◆ WHAT NEEDS TO BE DONE ◆
Copy each line below that contains "smiley".

◆ EXERCISE DATA ◆
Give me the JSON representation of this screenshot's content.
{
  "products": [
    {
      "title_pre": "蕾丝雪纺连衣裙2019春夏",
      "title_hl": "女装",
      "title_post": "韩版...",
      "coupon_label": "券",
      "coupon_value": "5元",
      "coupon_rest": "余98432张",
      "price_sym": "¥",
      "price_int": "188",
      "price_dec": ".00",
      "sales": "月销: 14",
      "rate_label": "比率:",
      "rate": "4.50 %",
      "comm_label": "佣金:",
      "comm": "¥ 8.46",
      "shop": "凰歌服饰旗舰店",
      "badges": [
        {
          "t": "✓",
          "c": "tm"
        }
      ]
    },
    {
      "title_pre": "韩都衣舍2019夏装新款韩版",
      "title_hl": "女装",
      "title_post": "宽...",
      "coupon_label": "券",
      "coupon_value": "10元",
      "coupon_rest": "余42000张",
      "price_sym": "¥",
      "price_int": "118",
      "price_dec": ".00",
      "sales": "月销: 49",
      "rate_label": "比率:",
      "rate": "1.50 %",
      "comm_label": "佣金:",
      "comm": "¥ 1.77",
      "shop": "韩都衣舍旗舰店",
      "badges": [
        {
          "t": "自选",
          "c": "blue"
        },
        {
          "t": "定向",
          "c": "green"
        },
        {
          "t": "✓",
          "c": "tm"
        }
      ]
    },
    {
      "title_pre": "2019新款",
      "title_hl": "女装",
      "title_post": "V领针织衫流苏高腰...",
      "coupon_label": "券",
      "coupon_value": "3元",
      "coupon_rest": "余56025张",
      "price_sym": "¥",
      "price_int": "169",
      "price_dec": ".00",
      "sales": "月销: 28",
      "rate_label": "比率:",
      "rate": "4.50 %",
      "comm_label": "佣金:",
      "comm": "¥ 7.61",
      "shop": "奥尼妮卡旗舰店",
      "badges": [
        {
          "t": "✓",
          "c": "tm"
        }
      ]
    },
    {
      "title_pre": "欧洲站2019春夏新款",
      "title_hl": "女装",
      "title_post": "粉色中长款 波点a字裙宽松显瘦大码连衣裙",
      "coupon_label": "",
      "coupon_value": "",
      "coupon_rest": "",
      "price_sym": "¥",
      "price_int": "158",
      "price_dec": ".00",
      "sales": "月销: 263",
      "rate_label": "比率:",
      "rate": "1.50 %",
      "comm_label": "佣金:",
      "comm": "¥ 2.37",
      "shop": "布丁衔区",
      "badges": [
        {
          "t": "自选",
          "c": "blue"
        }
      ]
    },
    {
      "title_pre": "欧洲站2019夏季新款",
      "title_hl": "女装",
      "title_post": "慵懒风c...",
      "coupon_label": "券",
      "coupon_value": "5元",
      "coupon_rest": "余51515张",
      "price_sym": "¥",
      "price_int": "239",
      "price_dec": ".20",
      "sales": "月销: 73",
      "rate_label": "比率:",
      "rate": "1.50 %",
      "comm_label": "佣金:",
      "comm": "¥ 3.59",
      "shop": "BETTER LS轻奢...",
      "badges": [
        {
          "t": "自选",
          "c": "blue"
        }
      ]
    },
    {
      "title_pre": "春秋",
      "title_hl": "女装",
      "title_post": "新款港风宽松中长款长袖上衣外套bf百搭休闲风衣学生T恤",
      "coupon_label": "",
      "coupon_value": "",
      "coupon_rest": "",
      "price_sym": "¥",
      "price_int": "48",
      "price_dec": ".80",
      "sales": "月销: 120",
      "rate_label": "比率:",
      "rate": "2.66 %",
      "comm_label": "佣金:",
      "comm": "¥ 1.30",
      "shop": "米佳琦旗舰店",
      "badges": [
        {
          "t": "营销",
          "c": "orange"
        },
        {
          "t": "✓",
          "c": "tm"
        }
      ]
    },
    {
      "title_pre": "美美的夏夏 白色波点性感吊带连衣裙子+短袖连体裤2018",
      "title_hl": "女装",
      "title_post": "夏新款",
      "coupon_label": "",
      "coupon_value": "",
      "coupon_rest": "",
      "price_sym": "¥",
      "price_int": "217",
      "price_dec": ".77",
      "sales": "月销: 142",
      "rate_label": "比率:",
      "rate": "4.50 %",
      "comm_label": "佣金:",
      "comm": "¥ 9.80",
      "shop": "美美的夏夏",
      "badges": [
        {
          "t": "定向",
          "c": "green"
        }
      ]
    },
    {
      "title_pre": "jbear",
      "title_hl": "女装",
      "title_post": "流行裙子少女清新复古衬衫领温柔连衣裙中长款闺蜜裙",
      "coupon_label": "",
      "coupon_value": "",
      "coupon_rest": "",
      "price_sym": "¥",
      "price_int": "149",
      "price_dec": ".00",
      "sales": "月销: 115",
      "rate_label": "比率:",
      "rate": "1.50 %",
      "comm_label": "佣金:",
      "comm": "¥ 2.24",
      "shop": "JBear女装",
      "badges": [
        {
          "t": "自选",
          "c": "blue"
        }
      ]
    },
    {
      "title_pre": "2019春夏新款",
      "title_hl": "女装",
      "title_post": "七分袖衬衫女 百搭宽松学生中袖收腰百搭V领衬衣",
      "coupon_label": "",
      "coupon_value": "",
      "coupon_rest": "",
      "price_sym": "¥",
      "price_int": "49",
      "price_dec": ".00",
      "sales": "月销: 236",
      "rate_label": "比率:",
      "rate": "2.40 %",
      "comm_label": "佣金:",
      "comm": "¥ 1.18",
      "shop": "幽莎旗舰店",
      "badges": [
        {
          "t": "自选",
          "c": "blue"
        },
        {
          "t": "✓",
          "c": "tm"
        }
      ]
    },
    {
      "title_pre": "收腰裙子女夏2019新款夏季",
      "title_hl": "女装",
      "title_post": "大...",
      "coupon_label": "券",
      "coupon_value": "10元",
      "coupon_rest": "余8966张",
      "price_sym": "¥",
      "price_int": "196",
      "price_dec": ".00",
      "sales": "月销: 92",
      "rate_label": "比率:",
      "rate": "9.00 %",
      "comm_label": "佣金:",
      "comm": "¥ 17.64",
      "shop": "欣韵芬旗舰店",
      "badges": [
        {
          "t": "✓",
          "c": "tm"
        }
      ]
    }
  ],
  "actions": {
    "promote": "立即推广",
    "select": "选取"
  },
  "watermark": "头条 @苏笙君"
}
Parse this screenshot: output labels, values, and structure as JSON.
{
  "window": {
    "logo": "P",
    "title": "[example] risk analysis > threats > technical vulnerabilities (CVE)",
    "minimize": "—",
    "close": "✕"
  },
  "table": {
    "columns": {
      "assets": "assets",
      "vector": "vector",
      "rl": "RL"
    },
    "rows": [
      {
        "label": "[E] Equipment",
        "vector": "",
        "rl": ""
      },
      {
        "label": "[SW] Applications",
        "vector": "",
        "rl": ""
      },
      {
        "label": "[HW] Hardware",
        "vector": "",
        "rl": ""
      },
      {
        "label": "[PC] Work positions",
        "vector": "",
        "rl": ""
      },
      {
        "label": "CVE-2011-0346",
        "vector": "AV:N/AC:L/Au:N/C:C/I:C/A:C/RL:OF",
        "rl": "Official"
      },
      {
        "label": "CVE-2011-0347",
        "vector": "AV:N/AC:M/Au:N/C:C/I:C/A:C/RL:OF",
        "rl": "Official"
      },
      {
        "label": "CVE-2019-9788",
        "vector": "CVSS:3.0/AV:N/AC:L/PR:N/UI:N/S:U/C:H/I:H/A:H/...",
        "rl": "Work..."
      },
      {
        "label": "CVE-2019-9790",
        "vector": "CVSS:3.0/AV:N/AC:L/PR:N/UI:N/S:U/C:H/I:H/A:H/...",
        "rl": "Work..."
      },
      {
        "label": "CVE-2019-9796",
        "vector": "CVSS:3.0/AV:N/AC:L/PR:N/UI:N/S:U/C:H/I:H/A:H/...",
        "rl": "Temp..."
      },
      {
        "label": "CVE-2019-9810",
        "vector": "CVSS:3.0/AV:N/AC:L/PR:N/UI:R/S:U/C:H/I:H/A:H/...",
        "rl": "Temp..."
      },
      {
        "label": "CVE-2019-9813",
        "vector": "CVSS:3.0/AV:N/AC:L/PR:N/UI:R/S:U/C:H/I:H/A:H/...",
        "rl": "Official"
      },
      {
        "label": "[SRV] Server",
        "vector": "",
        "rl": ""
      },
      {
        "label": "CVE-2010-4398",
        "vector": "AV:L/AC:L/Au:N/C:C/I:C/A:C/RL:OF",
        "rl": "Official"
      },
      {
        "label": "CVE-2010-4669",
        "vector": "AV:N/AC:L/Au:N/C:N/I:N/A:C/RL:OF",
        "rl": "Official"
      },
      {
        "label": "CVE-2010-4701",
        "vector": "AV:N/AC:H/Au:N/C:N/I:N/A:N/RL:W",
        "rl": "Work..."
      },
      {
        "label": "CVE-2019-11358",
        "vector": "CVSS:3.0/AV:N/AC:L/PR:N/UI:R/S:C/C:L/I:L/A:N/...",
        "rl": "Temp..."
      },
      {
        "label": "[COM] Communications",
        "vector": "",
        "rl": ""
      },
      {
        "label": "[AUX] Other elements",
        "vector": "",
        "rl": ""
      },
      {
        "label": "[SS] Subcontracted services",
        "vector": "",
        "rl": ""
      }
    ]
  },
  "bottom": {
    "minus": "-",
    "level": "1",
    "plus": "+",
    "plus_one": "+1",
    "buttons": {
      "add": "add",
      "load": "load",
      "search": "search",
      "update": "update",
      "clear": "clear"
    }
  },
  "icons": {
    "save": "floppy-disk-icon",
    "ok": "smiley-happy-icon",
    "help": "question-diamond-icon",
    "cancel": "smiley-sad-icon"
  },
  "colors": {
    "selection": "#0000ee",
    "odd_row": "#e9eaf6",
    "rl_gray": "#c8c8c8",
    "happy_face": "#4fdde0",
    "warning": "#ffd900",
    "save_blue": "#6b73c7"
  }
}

◆ WRITTEN REPLY ◆
    "ok": "smiley-happy-icon",
    "cancel": "smiley-sad-icon"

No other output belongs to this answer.